[Figure dataset records]

-----

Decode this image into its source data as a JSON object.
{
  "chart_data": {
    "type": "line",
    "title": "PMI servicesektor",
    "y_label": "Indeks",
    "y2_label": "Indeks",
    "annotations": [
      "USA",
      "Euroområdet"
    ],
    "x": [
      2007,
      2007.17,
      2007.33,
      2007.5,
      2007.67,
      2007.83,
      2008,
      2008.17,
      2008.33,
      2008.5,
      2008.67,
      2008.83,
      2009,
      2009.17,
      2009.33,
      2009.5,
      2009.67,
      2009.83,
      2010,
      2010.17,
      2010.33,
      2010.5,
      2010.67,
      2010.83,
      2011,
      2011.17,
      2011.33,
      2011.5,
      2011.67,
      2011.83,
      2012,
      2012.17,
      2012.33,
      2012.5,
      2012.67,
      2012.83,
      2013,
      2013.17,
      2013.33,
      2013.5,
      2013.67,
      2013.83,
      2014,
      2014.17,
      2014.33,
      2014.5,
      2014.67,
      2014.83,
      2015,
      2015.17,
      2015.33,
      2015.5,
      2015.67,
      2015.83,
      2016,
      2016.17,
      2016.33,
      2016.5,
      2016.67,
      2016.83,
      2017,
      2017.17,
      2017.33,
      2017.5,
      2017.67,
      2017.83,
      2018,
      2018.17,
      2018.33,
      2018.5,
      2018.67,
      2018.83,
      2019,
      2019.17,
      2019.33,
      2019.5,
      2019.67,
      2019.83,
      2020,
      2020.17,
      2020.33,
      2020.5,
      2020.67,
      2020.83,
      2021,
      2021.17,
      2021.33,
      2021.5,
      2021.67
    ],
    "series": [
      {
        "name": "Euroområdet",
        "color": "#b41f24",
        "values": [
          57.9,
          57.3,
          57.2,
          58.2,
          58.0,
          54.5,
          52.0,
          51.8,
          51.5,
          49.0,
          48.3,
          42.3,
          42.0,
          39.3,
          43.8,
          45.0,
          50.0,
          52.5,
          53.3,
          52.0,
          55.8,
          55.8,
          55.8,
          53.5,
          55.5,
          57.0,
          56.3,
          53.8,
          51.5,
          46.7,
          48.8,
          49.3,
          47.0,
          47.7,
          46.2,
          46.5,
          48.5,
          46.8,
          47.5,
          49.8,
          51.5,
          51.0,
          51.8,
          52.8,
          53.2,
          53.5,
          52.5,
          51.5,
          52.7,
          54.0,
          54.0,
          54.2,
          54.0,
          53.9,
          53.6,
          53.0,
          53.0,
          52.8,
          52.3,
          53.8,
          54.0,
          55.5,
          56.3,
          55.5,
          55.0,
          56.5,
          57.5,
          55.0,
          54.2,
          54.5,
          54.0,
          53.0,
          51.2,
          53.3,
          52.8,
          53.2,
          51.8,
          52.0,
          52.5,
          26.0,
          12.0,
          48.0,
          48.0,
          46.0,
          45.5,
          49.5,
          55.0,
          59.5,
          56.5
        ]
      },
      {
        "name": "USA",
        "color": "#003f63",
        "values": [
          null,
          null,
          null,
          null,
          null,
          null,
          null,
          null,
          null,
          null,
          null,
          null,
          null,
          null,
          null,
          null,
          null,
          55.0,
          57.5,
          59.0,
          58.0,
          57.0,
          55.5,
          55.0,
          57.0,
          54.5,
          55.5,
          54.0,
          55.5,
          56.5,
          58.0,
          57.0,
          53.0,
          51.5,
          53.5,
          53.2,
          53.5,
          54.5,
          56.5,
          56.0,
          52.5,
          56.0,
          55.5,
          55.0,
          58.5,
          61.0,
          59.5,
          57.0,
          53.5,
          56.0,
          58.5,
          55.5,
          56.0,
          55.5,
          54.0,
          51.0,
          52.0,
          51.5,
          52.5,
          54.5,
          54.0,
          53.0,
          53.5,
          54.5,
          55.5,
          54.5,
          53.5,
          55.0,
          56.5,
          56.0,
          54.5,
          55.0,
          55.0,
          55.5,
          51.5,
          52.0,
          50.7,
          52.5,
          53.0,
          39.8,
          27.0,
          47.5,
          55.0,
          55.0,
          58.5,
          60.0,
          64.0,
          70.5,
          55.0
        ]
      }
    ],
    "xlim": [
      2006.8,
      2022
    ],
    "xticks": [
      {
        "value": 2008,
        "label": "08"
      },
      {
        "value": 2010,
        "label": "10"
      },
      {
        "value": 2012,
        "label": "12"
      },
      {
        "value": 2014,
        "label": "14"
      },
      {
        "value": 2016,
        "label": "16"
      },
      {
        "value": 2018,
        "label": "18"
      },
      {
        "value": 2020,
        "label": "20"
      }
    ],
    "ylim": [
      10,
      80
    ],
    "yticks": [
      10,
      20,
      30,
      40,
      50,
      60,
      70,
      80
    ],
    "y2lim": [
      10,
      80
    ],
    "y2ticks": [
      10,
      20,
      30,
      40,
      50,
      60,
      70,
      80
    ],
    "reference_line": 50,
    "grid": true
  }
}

-----

#### [Goal of the exercise]
Faithfully copy every entry, leaving nothing out.

#### [Answer to the problem]
Decode this image into its source data as a JSON object.
{
  "chart_data": {
    "type": "line",
    "title": "PMI servicesektor",
    "y_label": "Indeks",
    "y2_label": "Indeks",
    "annotations": [
      "USA",
      "Euroområdet"
    ],
    "x": [
      2007,
      2007.17,
      2007.33,
      2007.5,
      2007.67,
      2007.83,
      2008,
      2008.17,
      2008.33,
      2008.5,
      2008.67,
      2008.83,
      2009,
      2009.17,
      2009.33,
      2009.5,
      2009.67,
      2009.83,
      2010,
      2010.17,
      2010.33,
      2010.5,
      2010.67,
      2010.83,
      2011,
      2011.17,
      2011.33,
      2011.5,
      2011.67,
      2011.83,
      2012,
      2012.17,
      2012.33,
      2012.5,
      2012.67,
      2012.83,
      2013,
      2013.17,
      2013.33,
      2013.5,
      2013.67,
      2013.83,
      2014,
      2014.17,
      2014.33,
      2014.5,
      2014.67,
      2014.83,
      2015,
      2015.17,
      2015.33,
      2015.5,
      2015.67,
      2015.83,
      2016,
      2016.17,
      2016.33,
      2016.5,
      2016.67,
      2016.83,
      2017,
      2017.17,
      2017.33,
      2017.5,
      2017.67,
      2017.83,
      2018,
      2018.17,
      2018.33,
      2018.5,
      2018.67,
      2018.83,
      2019,
      2019.17,
      2019.33,
      2019.5,
      2019.67,
      2019.83,
      2020,
      2020.17,
      2020.33,
      2020.5,
      2020.67,
      2020.83,
      2021,
      2021.17,
      2021.33,
      2021.5,
      2021.67
    ],
    "series": [
      {
        "name": "Euroområdet",
        "color": "#b41f24",
        "values": [
          57.9,
          57.3,
          57.2,
          58.2,
          58.0,
          54.5,
          52.0,
          51.8,
          51.5,
          49.0,
          48.3,
          42.3,
          42.0,
          39.3,
          43.8,
          45.0,
          50.0,
          52.5,
          53.3,
          52.0,
          55.8,
          55.8,
          55.8,
          53.5,
          55.5,
          57.0,
          56.3,
          53.8,
          51.5,
          46.7,
          48.8,
          49.3,
          47.0,
          47.7,
          46.2,
          46.5,
          48.5,
          46.8,
          47.5,
          49.8,
          51.5,
          51.0,
          51.8,
          52.8,
          53.2,
          53.5,
          52.5,
          51.5,
          52.7,
          54.0,
          54.0,
          54.2,
          54.0,
          53.9,
          53.6,
          53.0,
          53.0,
          52.8,
          52.3,
          53.8,
          54.0,
          55.5,
          56.3,
          55.5,
          55.0,
          56.5,
          57.5,
          55.0,
          54.2,
          54.5,
          54.0,
          53.0,
          51.2,
          53.3,
          52.8,
          53.2,
          51.8,
          52.0,
          52.5,
          26.0,
          12.0,
          48.0,
          48.0,
          46.0,
          45.5,
          49.5,
          55.0,
          59.5,
          56.5
        ]
      },
      {
        "name": "USA",
        "color": "#003f63",
        "values": [
          null,
          null,
          null,
          null,
          null,
          null,
          null,
          null,
          null,
          null,
          null,
          null,
          null,
          null,
          null,
          null,
          null,
          55.0,
          57.5,
          59.0,
          58.0,
          57.0,
          55.5,
          55.0,
          57.0,
          54.5,
          55.5,
          54.0,
          55.5,
          56.5,
          58.0,
          57.0,
          53.0,
          51.5,
          53.5,
          53.2,
          53.5,
          54.5,
          56.5,
          56.0,
          52.5,
          56.0,
          55.5,
          55.0,
          58.5,
          61.0,
          59.5,
          57.0,
          53.5,
          56.0,
          58.5,
          55.5,
          56.0,
          55.5,
          54.0,
          51.0,
          52.0,
          51.5,
          52.5,
          54.5,
          54.0,
          53.0,
          53.5,
          54.5,
          55.5,
          54.5,
          53.5,
          55.0,
          56.5,
          56.0,
          54.5,
          55.0,
          55.0,
          55.5,
          51.5,
          52.0,
          50.7,
          52.5,
          53.0,
          39.8,
          27.0,
          47.5,
          55.0,
          55.0,
          58.5,
          60.0,
          64.0,
          70.5,
          55.0
        ]
      }
    ],
    "xlim": [
      2006.8,
      2022
    ],
    "xticks": [
      {
        "value": 2008,
        "label": "08"
      },
      {
        "value": 2010,
        "label": "10"
      },
      {
        "value": 2012,
        "label": "12"
      },
      {
        "value": 2014,
        "label": "14"
      },
      {
        "value": 2016,
        "label": "16"
      },
      {
        "value": 2018,
        "label": "18"
      },
      {
        "value": 2020,
        "label": "20"
      }
    ],
    "ylim": [
      10,
      80
    ],
    "yticks": [
      10,
      20,
      30,
      40,
      50,
      60,
      70,
      80
    ],
    "y2lim": [
      10,
      80
    ],
    "y2ticks": [
      10,
      20,
      30,
      40,
      50,
      60,
      70,
      80
    ],
    "reference_line": 50,
    "grid": true
  }
}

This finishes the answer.